→ **Problem description**:
Return the full listing exactly as it is written.
■ ■ ■
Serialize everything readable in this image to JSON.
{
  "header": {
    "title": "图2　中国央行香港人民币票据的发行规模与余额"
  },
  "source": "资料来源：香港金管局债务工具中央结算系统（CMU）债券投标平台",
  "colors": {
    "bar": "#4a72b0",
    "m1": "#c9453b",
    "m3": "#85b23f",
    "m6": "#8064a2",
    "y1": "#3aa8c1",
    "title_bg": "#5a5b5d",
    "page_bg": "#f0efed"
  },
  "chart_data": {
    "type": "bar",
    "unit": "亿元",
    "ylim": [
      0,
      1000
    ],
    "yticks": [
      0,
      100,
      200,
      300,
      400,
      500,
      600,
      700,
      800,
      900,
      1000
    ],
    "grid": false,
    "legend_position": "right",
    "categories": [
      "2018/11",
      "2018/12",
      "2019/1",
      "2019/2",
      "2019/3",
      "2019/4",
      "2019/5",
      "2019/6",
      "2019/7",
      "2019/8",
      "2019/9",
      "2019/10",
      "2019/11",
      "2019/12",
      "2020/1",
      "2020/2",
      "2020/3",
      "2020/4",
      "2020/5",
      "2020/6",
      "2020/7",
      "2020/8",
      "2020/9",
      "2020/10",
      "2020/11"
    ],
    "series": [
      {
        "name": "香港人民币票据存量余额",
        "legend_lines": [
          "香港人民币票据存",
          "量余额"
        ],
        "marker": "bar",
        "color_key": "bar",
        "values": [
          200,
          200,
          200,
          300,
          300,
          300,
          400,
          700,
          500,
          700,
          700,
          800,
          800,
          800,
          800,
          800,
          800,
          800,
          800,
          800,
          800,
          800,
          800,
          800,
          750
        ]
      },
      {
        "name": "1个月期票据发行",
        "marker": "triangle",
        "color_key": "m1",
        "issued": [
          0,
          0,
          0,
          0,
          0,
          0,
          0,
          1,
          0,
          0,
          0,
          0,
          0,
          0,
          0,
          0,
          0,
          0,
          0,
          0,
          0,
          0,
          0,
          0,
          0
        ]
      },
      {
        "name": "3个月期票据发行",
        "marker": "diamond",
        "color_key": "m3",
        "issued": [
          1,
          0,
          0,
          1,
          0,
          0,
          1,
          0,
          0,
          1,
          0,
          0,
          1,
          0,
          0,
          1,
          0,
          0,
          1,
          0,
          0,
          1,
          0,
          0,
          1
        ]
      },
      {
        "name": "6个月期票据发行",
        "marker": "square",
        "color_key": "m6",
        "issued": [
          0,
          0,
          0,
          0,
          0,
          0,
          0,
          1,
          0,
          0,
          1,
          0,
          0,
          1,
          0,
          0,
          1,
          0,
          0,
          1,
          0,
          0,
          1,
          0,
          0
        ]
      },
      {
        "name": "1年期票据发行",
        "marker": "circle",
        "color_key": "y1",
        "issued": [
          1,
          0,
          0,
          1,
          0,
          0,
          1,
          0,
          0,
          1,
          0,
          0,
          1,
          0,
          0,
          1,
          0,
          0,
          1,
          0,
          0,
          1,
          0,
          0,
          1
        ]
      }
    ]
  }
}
■ ■ ■
→ **Exercise solution**:
Serialize everything readable in this image to JSON.
{
  "header": {
    "title": "图2　中国央行香港人民币票据的发行规模与余额"
  },
  "source": "资料来源：香港金管局债务工具中央结算系统（CMU）债券投标平台",
  "colors": {
    "bar": "#4a72b0",
    "m1": "#c9453b",
    "m3": "#85b23f",
    "m6": "#8064a2",
    "y1": "#3aa8c1",
    "title_bg": "#5a5b5d",
    "page_bg": "#f0efed"
  },
  "chart_data": {
    "type": "bar",
    "unit": "亿元",
    "ylim": [
      0,
      1000
    ],
    "yticks": [
      0,
      100,
      200,
      300,
      400,
      500,
      600,
      700,
      800,
      900,
      1000
    ],
    "grid": false,
    "legend_position": "right",
    "categories": [
      "2018/11",
      "2018/12",
      "2019/1",
      "2019/2",
      "2019/3",
      "2019/4",
      "2019/5",
      "2019/6",
      "2019/7",
      "2019/8",
      "2019/9",
      "2019/10",
      "2019/11",
      "2019/12",
      "2020/1",
      "2020/2",
      "2020/3",
      "2020/4",
      "2020/5",
      "2020/6",
      "2020/7",
      "2020/8",
      "2020/9",
      "2020/10",
      "2020/11"
    ],
    "series": [
      {
        "name": "香港人民币票据存量余额",
        "legend_lines": [
          "香港人民币票据存",
          "量余额"
        ],
        "marker": "bar",
        "color_key": "bar",
        "values": [
          200,
          200,
          200,
          300,
          300,
          300,
          400,
          700,
          500,
          700,
          700,
          800,
          800,
          800,
          800,
          800,
          800,
          800,
          800,
          800,
          800,
          800,
          800,
          800,
          750
        ]
      },
      {
        "name": "1个月期票据发行",
        "marker": "triangle",
        "color_key": "m1",
        "issued": [
          0,
          0,
          0,
          0,
          0,
          0,
          0,
          1,
          0,
          0,
          0,
          0,
          0,
          0,
          0,
          0,
          0,
          0,
          0,
          0,
          0,
          0,
          0,
          0,
          0
        ]
      },
      {
        "name": "3个月期票据发行",
        "marker": "diamond",
        "color_key": "m3",
        "issued": [
          1,
          0,
          0,
          1,
          0,
          0,
          1,
          0,
          0,
          1,
          0,
          0,
          1,
          0,
          0,
          1,
          0,
          0,
          1,
          0,
          0,
          1,
          0,
          0,
          1
        ]
      },
      {
        "name": "6个月期票据发行",
        "marker": "square",
        "color_key": "m6",
        "issued": [
          0,
          0,
          0,
          0,
          0,
          0,
          0,
          1,
          0,
          0,
          1,
          0,
          0,
          1,
          0,
          0,
          1,
          0,
          0,
          1,
          0,
          0,
          1,
          0,
          0
        ]
      },
      {
        "name": "1年期票据发行",
        "marker": "circle",
        "color_key": "y1",
        "issued": [
          1,
          0,
          0,
          1,
          0,
          0,
          1,
          0,
          0,
          1,
          0,
          0,
          1,
          0,
          0,
          1,
          0,
          0,
          1,
          0,
          0,
          1,
          0,
          0,
          1
        ]
      }
    ]
  }
}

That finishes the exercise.